**TASK REQUIREMENTS:**
Exactly repeat the material, dropping every picture from the copy.

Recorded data
Begin

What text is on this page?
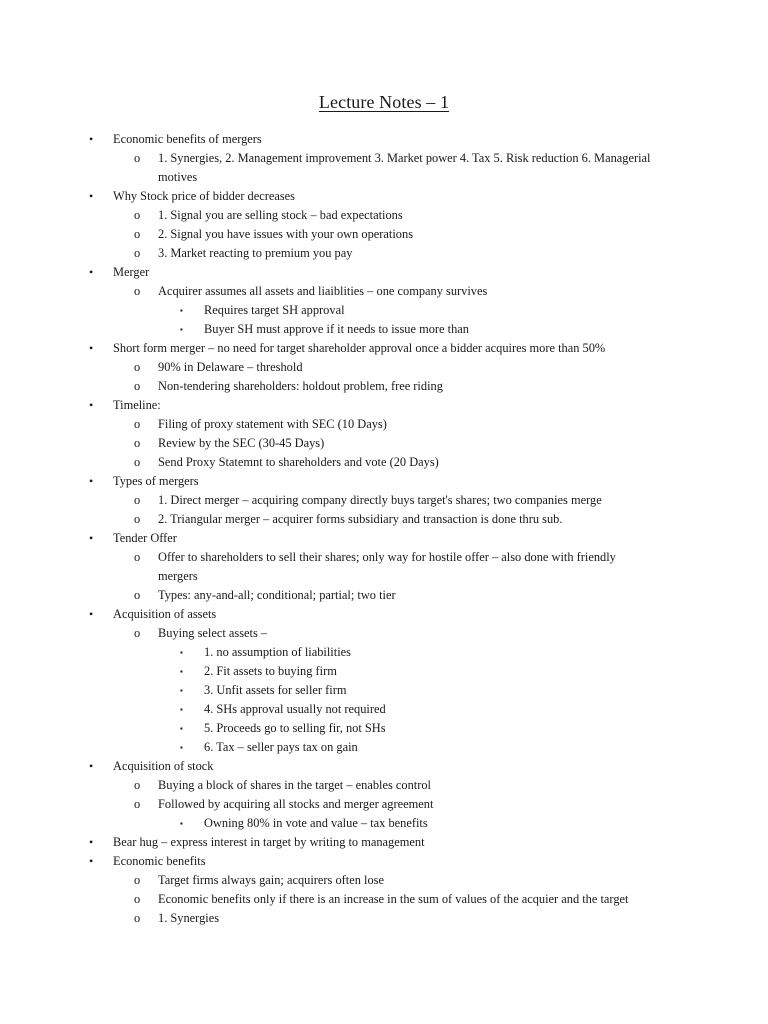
Lecture Notes – 1
• Economic benefits of mergers
o 1. Synergies, 2. Management improvement 3. Market power 4. Tax 5. Risk reduction 6. Managerial motives
• Why Stock price of bidder decreases
o 1. Signal you are selling stock – bad expectations
o 2. Signal you have issues with your own operations
o 3. Market reacting to premium you pay
• Merger
o Acquirer assumes all assets and liaiblities – one company survives
▪ Requires target SH approval
▪ Buyer SH must approve if it needs to issue more than
• Short form merger – no need for target shareholder approval once a bidder acquires more than 50%
o 90% in Delaware – threshold
o Non-tendering shareholders: holdout problem, free riding
• Timeline:
o Filing of proxy statement with SEC (10 Days)
o Review by the SEC (30-45 Days)
o Send Proxy Statemnt to shareholders and vote (20 Days)
• Types of mergers
o 1. Direct merger – acquiring company directly buys target's shares; two companies merge
o 2. Triangular merger – acquirer forms subsidiary and transaction is done thru sub.
• Tender Offer
o Offer to shareholders to sell their shares; only way for hostile offer – also done with friendly mergers
o Types: any-and-all; conditional; partial; two tier
• Acquisition of assets
o Buying select assets –
▪ 1. no assumption of liabilities
▪ 2. Fit assets to buying firm
▪ 3. Unfit assets for seller firm
▪ 4. SHs approval usually not required
▪ 5. Proceeds go to selling fir, not SHs
▪ 6. Tax – seller pays tax on gain
• Acquisition of stock
o Buying a block of shares in the target – enables control
o Followed by acquiring all stocks and merger agreement
▪ Owning 80% in vote and value – tax benefits
• Bear hug – express interest in target by writing to management
• Economic benefits
o Target firms always gain; acquirers often lose
o Economic benefits only if there is an increase in the sum of values of the acquier and the target
o 1. Synergies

End

**SOLUTION BELOW:**
What text is on this page?
Lecture Notes – 1
• Economic benefits of mergers
o 1. Synergies, 2. Management improvement 3. Market power 4. Tax 5. Risk reduction 6. Managerial motives
• Why Stock price of bidder decreases
o 1. Signal you are selling stock – bad expectations
o 2. Signal you have issues with your own operations
o 3. Market reacting to premium you pay
• Merger
o Acquirer assumes all assets and liaiblities – one company survives
▪ Requires target SH approval
▪ Buyer SH must approve if it needs to issue more than
• Short form merger – no need for target shareholder approval once a bidder acquires more than 50%
o 90% in Delaware – threshold
o Non-tendering shareholders: holdout problem, free riding
• Timeline:
o Filing of proxy statement with SEC (10 Days)
o Review by the SEC (30-45 Days)
o Send Proxy Statemnt to shareholders and vote (20 Days)
• Types of mergers
o 1. Direct merger – acquiring company directly buys target's shares; two companies merge
o 2. Triangular merger – acquirer forms subsidiary and transaction is done thru sub.
• Tender Offer
o Offer to shareholders to sell their shares; only way for hostile offer – also done with friendly mergers
o Types: any-and-all; conditional; partial; two tier
• Acquisition of assets
o Buying select assets –
▪ 1. no assumption of liabilities
▪ 2. Fit assets to buying firm
▪ 3. Unfit assets for seller firm
▪ 4. SHs approval usually not required
▪ 5. Proceeds go to selling fir, not SHs
▪ 6. Tax – seller pays tax on gain
• Acquisition of stock
o Buying a block of shares in the target – enables control
o Followed by acquiring all stocks and merger agreement
▪ Owning 80% in vote and value – tax benefits
• Bear hug – express interest in target by writing to management
• Economic benefits
o Target firms always gain; acquirers often lose
o Economic benefits only if there is an increase in the sum of values of the acquier and the target
o 1. Synergies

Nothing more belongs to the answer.